### What is being asked:
Retype everything in the listing, leaving each line exactly as it is.

· · · · ·

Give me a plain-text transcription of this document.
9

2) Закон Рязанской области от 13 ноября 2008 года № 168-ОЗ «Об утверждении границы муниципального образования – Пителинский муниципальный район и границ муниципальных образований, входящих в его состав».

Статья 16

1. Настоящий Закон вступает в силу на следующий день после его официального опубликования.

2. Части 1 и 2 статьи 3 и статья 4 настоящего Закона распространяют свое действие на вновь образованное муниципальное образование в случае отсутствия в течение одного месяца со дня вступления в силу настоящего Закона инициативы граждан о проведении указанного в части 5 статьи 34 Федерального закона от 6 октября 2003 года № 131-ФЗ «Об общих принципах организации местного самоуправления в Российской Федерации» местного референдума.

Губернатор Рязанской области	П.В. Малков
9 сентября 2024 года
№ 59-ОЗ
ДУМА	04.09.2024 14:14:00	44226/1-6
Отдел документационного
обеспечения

· · · · ·

### Written answer:
Give me a plain-text transcription of this document.
9

2) Закон Рязанской области от 13 ноября 2008 года № 168-ОЗ «Об утверждении границы муниципального образования – Пителинский муниципальный район и границ муниципальных образований, входящих в его состав».

Статья 16

1. Настоящий Закон вступает в силу на следующий день после его официального опубликования.

2. Части 1 и 2 статьи 3 и статья 4 настоящего Закона распространяют свое действие на вновь образованное муниципальное образование в случае отсутствия в течение одного месяца со дня вступления в силу настоящего Закона инициативы граждан о проведении указанного в части 5 статьи 34 Федерального закона от 6 октября 2003 года № 131-ФЗ «Об общих принципах организации местного самоуправления в Российской Федерации» местного референдума.

Губернатор Рязанской области	П.В. Малков
9 сентября 2024 года
№ 59-ОЗ
ДУМА	04.09.2024 14:14:00	44226/1-6
Отдел документационного
обеспечения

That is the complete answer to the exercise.